* Exercise objective
Identify the lines holding "SSAB" and copy them.
::: Working data :::
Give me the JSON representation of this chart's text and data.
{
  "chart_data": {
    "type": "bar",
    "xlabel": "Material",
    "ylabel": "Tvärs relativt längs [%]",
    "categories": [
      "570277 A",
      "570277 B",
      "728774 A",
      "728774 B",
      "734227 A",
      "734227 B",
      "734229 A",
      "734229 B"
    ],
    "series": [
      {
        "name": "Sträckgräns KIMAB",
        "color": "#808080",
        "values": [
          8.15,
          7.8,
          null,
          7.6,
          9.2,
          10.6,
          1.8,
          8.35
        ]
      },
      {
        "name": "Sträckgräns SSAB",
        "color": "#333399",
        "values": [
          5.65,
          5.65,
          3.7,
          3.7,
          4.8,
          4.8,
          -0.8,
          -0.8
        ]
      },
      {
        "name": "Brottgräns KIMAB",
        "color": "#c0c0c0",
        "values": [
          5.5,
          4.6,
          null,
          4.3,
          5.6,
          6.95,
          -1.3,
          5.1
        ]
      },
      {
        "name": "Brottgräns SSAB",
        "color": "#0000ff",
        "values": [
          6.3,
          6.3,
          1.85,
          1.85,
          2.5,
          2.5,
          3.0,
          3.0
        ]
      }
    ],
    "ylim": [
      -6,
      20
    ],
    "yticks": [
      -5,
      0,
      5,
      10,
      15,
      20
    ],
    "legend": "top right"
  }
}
:::
* Exercise result
        "name": "Sträckgräns SSAB",
        "name": "Brottgräns SSAB",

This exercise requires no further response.